TASK: Produce a verbatim copy of the entries listed below.

◇ ◇ ◇ ◇

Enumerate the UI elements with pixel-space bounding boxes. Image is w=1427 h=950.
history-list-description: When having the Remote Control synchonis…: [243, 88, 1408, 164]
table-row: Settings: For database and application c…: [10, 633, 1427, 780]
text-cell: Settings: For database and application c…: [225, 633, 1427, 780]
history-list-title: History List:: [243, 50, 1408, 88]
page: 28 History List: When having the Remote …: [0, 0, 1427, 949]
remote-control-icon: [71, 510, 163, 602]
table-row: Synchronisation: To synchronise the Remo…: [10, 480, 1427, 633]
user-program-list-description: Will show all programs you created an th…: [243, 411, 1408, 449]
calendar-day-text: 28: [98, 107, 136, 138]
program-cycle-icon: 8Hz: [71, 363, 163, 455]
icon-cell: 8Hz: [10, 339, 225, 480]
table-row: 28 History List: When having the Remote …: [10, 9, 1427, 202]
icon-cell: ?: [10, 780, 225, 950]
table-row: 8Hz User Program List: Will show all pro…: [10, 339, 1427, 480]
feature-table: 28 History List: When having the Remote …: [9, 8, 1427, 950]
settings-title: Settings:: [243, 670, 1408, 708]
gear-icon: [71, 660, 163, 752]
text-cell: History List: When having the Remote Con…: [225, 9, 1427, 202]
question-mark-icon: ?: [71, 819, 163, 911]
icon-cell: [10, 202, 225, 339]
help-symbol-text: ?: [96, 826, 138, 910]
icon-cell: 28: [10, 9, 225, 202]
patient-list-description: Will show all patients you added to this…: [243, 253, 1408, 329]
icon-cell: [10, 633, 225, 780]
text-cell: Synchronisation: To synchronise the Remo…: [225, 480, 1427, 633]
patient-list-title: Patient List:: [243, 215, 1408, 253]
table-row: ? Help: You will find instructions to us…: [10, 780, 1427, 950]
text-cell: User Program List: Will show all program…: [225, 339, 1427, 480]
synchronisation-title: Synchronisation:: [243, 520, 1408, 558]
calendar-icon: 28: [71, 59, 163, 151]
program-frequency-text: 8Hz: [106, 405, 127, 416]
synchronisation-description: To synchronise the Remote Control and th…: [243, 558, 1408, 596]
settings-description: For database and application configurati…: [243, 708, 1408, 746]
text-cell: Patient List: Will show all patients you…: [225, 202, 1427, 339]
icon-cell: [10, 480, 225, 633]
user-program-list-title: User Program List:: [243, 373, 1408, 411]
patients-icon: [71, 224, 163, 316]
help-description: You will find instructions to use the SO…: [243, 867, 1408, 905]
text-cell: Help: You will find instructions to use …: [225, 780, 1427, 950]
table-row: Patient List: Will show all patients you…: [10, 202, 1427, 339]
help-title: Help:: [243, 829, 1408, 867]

◇ ◇ ◇ ◇

TASK RESULT:
Enumerate the UI elements with pixel-space bounding boxes. Image is w=1427 h=950.
history-list-description: When having the Remote Control synchonis…: [243, 88, 1408, 164]
table-row: Settings: For database and application c…: [10, 633, 1427, 780]
text-cell: Settings: For database and application c…: [225, 633, 1427, 780]
history-list-title: History List:: [243, 50, 1408, 88]
page: 28 History List: When having the Remote …: [0, 0, 1427, 949]
remote-control-icon: [71, 510, 163, 602]
table-row: Synchronisation: To synchronise the Remo…: [10, 480, 1427, 633]
user-program-list-description: Will show all programs you created an th…: [243, 411, 1408, 449]
calendar-day-text: 28: [98, 107, 136, 138]
program-cycle-icon: 8Hz: [71, 363, 163, 455]
icon-cell: 8Hz: [10, 339, 225, 480]
table-row: 28 History List: When having the Remote …: [10, 9, 1427, 202]
icon-cell: ?: [10, 780, 225, 950]
table-row: 8Hz User Program List: Will show all pro…: [10, 339, 1427, 480]
feature-table: 28 History List: When having the Remote …: [9, 8, 1427, 950]
settings-title: Settings:: [243, 670, 1408, 708]
gear-icon: [71, 660, 163, 752]
text-cell: History List: When having the Remote Con…: [225, 9, 1427, 202]
question-mark-icon: ?: [71, 819, 163, 911]
icon-cell: [10, 202, 225, 339]
help-symbol-text: ?: [96, 826, 138, 910]
icon-cell: 28: [10, 9, 225, 202]
patient-list-description: Will show all patients you added to this…: [243, 253, 1408, 329]
icon-cell: [10, 633, 225, 780]
text-cell: Synchronisation: To synchronise the Remo…: [225, 480, 1427, 633]
patient-list-title: Patient List:: [243, 215, 1408, 253]
table-row: ? Help: You will find instructions to us…: [10, 780, 1427, 950]
text-cell: User Program List: Will show all program…: [225, 339, 1427, 480]
synchronisation-title: Synchronisation:: [243, 520, 1408, 558]
calendar-icon: 28: [71, 59, 163, 151]
program-frequency-text: 8Hz: [106, 405, 127, 416]
synchronisation-description: To synchronise the Remote Control and th…: [243, 558, 1408, 596]
settings-description: For database and application configurati…: [243, 708, 1408, 746]
text-cell: Patient List: Will show all patients you…: [225, 202, 1427, 339]
icon-cell: [10, 480, 225, 633]
user-program-list-title: User Program List:: [243, 373, 1408, 411]
patients-icon: [71, 224, 163, 316]
help-description: You will find instructions to use the SO…: [243, 867, 1408, 905]
text-cell: Help: You will find instructions to use …: [225, 780, 1427, 950]
table-row: Patient List: Will show all patients you…: [10, 202, 1427, 339]
help-title: Help:: [243, 829, 1408, 867]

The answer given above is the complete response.